(Stored data entries)
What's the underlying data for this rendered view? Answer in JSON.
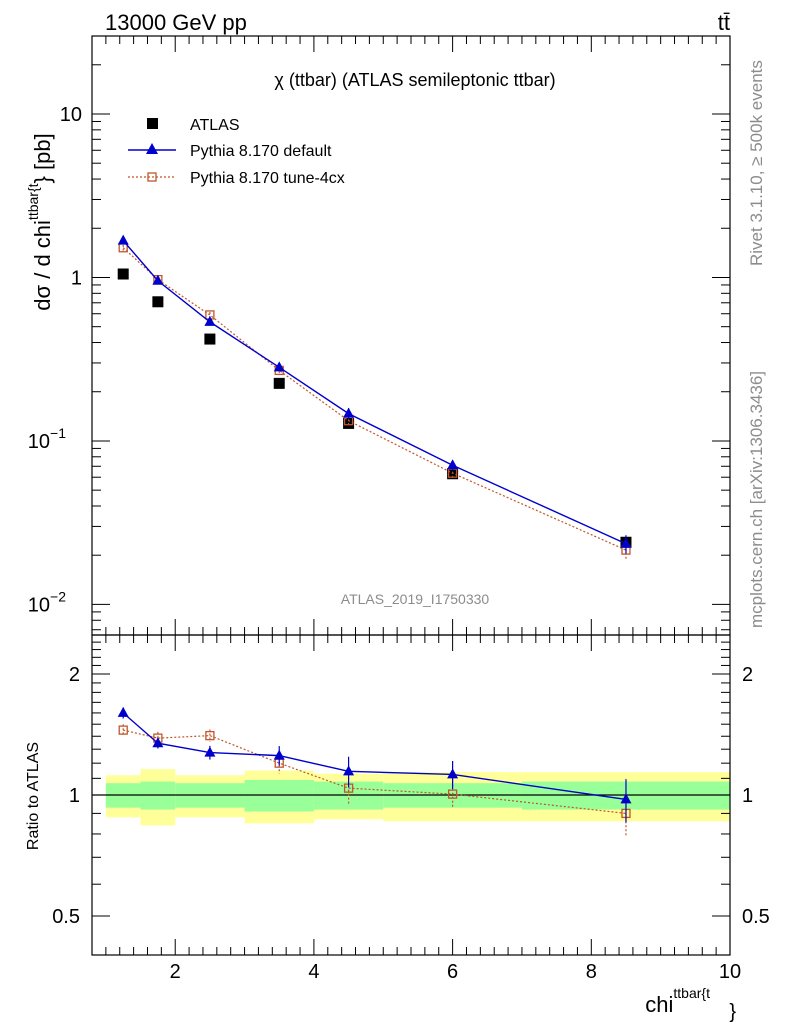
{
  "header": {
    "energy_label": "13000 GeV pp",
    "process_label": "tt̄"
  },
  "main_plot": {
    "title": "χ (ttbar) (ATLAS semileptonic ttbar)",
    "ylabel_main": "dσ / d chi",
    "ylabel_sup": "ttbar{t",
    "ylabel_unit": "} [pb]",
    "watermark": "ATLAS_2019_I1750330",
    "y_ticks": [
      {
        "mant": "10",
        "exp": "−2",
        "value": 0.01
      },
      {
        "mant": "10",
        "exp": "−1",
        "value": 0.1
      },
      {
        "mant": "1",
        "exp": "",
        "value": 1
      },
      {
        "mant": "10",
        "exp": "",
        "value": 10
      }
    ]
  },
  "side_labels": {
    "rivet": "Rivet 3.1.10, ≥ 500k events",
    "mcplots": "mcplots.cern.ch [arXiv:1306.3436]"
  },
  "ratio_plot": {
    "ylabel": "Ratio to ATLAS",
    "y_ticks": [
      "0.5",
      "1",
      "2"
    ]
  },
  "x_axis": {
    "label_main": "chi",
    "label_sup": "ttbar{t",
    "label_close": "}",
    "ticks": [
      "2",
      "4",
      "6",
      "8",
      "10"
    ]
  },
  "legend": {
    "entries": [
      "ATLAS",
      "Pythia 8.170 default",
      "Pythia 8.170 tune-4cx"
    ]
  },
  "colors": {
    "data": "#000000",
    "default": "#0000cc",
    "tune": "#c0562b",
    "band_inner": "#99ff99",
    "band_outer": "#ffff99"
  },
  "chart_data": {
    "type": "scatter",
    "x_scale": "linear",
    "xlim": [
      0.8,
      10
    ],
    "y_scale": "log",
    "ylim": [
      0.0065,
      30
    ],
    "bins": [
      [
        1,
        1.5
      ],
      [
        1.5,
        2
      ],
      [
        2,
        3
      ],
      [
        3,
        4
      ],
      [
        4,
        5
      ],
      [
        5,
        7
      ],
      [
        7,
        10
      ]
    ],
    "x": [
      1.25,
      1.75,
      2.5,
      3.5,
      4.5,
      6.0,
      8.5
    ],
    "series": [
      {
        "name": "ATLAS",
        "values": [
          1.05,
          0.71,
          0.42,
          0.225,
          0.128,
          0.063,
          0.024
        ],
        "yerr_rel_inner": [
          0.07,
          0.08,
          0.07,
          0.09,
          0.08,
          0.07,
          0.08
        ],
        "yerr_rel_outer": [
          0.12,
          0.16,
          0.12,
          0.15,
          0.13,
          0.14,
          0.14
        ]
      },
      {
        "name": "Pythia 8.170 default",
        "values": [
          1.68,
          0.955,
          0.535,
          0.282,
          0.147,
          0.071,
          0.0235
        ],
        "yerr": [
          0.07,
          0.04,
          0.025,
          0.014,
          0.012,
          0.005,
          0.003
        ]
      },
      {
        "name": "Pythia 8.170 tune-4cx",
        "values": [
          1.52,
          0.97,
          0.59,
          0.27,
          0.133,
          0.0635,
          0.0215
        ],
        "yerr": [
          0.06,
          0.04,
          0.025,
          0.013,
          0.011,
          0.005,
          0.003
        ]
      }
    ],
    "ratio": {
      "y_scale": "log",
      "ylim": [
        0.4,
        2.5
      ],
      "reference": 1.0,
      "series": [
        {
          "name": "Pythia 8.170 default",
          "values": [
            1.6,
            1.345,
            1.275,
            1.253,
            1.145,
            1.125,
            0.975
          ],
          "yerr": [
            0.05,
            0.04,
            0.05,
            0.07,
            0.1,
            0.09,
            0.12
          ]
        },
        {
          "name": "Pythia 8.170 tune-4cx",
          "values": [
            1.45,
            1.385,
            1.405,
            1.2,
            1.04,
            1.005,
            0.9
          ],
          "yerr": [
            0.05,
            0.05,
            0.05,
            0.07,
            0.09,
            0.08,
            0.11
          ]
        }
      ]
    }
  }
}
...
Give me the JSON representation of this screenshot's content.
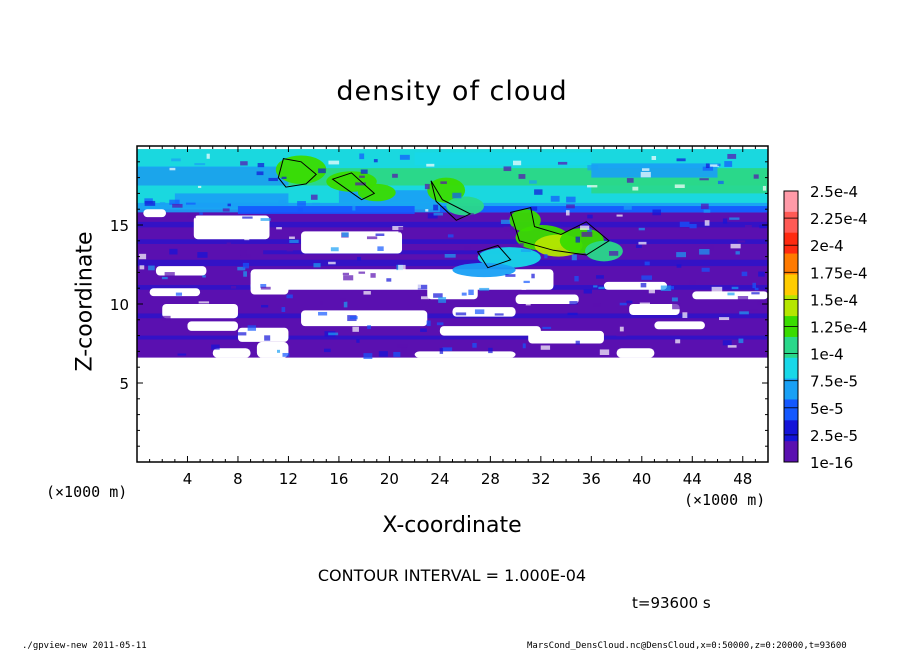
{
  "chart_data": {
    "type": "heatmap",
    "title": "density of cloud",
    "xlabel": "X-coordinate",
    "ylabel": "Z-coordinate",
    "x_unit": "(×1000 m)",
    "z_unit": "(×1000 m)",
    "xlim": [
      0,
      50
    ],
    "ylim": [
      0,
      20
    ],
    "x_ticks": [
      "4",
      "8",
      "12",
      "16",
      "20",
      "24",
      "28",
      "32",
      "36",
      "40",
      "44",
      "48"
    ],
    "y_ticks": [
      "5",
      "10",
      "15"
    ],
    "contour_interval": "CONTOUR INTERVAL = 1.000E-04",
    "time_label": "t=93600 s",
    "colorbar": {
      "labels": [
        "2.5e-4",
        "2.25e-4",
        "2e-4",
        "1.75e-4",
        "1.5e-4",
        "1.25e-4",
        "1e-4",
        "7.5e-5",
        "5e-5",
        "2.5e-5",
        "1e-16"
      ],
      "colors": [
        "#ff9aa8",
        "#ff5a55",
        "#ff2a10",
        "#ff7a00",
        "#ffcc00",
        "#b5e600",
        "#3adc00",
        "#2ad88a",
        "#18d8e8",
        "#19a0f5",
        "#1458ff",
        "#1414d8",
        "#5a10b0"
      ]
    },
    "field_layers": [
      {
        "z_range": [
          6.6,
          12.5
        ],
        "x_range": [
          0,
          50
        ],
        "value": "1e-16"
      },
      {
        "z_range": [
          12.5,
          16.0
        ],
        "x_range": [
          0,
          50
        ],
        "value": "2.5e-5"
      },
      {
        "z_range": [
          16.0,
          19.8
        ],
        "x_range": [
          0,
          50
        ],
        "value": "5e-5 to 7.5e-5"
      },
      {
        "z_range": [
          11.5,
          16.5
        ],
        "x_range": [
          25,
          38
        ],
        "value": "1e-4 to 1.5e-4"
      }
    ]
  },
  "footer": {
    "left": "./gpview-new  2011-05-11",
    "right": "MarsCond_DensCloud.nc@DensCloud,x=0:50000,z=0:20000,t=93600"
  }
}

▶ TO DO
Give the count of lines in the data above that hold the string "default", with no additional words.

▶ ANSWER TO THE EXERCISE
4